- Task statement
Find the lines that hold the word "premium" and return them.
Begin Supplied records
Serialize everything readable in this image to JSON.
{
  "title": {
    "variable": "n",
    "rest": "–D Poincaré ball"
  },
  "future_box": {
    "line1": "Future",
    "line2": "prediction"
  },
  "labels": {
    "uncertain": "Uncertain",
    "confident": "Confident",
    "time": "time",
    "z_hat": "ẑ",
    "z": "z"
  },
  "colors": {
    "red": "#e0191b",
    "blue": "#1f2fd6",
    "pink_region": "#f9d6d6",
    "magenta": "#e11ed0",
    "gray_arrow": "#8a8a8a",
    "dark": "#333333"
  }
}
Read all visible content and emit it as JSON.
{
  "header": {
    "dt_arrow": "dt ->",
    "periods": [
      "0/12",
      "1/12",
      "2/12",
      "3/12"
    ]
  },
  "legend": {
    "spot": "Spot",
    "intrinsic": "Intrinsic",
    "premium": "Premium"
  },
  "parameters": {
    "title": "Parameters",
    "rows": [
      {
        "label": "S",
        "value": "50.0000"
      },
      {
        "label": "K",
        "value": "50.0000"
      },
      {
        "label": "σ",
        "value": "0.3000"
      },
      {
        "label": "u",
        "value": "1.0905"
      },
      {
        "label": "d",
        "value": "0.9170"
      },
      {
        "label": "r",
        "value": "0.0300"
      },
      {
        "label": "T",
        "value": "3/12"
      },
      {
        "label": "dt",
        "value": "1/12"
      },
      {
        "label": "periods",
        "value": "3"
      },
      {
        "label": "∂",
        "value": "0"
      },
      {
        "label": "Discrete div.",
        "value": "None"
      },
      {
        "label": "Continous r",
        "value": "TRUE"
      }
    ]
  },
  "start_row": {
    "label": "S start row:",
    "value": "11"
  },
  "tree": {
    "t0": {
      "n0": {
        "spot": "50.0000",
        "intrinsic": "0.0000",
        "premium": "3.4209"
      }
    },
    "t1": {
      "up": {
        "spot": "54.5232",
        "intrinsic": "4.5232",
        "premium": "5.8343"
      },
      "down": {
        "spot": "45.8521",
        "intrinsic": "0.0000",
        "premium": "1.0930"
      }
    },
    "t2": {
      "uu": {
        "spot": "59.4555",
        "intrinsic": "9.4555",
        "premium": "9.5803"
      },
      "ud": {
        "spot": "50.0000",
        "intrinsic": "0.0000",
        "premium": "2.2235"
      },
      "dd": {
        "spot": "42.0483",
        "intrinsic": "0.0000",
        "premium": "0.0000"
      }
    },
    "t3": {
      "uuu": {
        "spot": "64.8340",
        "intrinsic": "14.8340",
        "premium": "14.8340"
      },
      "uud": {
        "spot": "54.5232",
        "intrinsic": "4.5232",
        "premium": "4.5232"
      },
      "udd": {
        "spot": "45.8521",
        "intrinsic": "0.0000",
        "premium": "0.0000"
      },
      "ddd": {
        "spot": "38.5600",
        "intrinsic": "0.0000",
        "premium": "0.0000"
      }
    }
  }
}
End Supplied records
- Output for this exercise
    "premium": "Premium"
        "premium": "3.4209"
        "premium": "5.8343"
        "premium": "1.0930"
        "premium": "9.5803"
        "premium": "2.2235"
        "premium": "0.0000"
        "premium": "14.8340"
        "premium": "4.5232"
        "premium": "0.0000"
        "premium": "0.0000"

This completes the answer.